Extract the complete data exactly as given.

** Data extracted from a collection **

╔══

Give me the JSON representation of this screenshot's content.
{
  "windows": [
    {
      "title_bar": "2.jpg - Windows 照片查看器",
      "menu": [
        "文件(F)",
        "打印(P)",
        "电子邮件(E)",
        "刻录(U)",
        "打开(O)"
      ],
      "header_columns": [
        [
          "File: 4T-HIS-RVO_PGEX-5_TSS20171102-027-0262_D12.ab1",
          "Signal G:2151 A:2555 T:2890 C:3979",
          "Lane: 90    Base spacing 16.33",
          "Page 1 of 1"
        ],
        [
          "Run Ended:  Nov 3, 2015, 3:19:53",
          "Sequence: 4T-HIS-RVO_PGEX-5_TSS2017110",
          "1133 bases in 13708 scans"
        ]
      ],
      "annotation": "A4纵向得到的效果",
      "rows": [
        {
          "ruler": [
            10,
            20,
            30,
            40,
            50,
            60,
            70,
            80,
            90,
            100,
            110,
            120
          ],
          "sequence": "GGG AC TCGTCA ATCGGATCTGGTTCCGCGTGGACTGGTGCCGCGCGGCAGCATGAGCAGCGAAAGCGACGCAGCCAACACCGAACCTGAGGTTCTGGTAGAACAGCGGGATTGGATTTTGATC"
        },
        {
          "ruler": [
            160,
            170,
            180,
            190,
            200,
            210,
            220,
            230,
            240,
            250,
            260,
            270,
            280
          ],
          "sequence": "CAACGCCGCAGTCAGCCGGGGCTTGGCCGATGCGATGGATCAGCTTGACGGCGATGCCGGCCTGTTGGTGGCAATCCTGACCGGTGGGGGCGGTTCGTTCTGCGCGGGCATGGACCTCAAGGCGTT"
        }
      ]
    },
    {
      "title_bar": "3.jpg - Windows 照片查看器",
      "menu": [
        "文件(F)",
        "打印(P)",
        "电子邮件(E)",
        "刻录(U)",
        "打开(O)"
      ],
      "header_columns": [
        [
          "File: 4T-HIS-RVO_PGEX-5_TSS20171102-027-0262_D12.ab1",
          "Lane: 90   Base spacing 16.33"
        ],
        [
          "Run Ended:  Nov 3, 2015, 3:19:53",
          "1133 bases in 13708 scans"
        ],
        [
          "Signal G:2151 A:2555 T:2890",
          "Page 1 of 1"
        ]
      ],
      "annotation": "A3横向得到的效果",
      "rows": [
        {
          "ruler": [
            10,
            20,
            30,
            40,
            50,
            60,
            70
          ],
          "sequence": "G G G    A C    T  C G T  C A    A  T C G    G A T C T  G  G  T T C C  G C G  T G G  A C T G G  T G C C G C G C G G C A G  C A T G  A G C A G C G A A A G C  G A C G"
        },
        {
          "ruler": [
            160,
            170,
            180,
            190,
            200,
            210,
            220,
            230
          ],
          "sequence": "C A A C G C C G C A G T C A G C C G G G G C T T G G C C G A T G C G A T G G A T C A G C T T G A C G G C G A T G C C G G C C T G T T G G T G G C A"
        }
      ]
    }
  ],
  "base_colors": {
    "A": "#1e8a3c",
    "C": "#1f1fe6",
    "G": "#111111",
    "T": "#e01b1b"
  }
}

╚══

** Exercise result **
Give me the JSON representation of this screenshot's content.
{
  "windows": [
    {
      "title_bar": "2.jpg - Windows 照片查看器",
      "menu": [
        "文件(F)",
        "打印(P)",
        "电子邮件(E)",
        "刻录(U)",
        "打开(O)"
      ],
      "header_columns": [
        [
          "File: 4T-HIS-RVO_PGEX-5_TSS20171102-027-0262_D12.ab1",
          "Signal G:2151 A:2555 T:2890 C:3979",
          "Lane: 90    Base spacing 16.33",
          "Page 1 of 1"
        ],
        [
          "Run Ended:  Nov 3, 2015, 3:19:53",
          "Sequence: 4T-HIS-RVO_PGEX-5_TSS2017110",
          "1133 bases in 13708 scans"
        ]
      ],
      "annotation": "A4纵向得到的效果",
      "rows": [
        {
          "ruler": [
            10,
            20,
            30,
            40,
            50,
            60,
            70,
            80,
            90,
            100,
            110,
            120
          ],
          "sequence": "GGG AC TCGTCA ATCGGATCTGGTTCCGCGTGGACTGGTGCCGCGCGGCAGCATGAGCAGCGAAAGCGACGCAGCCAACACCGAACCTGAGGTTCTGGTAGAACAGCGGGATTGGATTTTGATC"
        },
        {
          "ruler": [
            160,
            170,
            180,
            190,
            200,
            210,
            220,
            230,
            240,
            250,
            260,
            270,
            280
          ],
          "sequence": "CAACGCCGCAGTCAGCCGGGGCTTGGCCGATGCGATGGATCAGCTTGACGGCGATGCCGGCCTGTTGGTGGCAATCCTGACCGGTGGGGGCGGTTCGTTCTGCGCGGGCATGGACCTCAAGGCGTT"
        }
      ]
    },
    {
      "title_bar": "3.jpg - Windows 照片查看器",
      "menu": [
        "文件(F)",
        "打印(P)",
        "电子邮件(E)",
        "刻录(U)",
        "打开(O)"
      ],
      "header_columns": [
        [
          "File: 4T-HIS-RVO_PGEX-5_TSS20171102-027-0262_D12.ab1",
          "Lane: 90   Base spacing 16.33"
        ],
        [
          "Run Ended:  Nov 3, 2015, 3:19:53",
          "1133 bases in 13708 scans"
        ],
        [
          "Signal G:2151 A:2555 T:2890",
          "Page 1 of 1"
        ]
      ],
      "annotation": "A3横向得到的效果",
      "rows": [
        {
          "ruler": [
            10,
            20,
            30,
            40,
            50,
            60,
            70
          ],
          "sequence": "G G G    A C    T  C G T  C A    A  T C G    G A T C T  G  G  T T C C  G C G  T G G  A C T G G  T G C C G C G C G G C A G  C A T G  A G C A G C G A A A G C  G A C G"
        },
        {
          "ruler": [
            160,
            170,
            180,
            190,
            200,
            210,
            220,
            230
          ],
          "sequence": "C A A C G C C G C A G T C A G C C G G G G C T T G G C C G A T G C G A T G G A T C A G C T T G A C G G C G A T G C C G G C C T G T T G G T G G C A"
        }
      ]
    }
  ],
  "base_colors": {
    "A": "#1e8a3c",
    "C": "#1f1fe6",
    "G": "#111111",
    "T": "#e01b1b"
  }
}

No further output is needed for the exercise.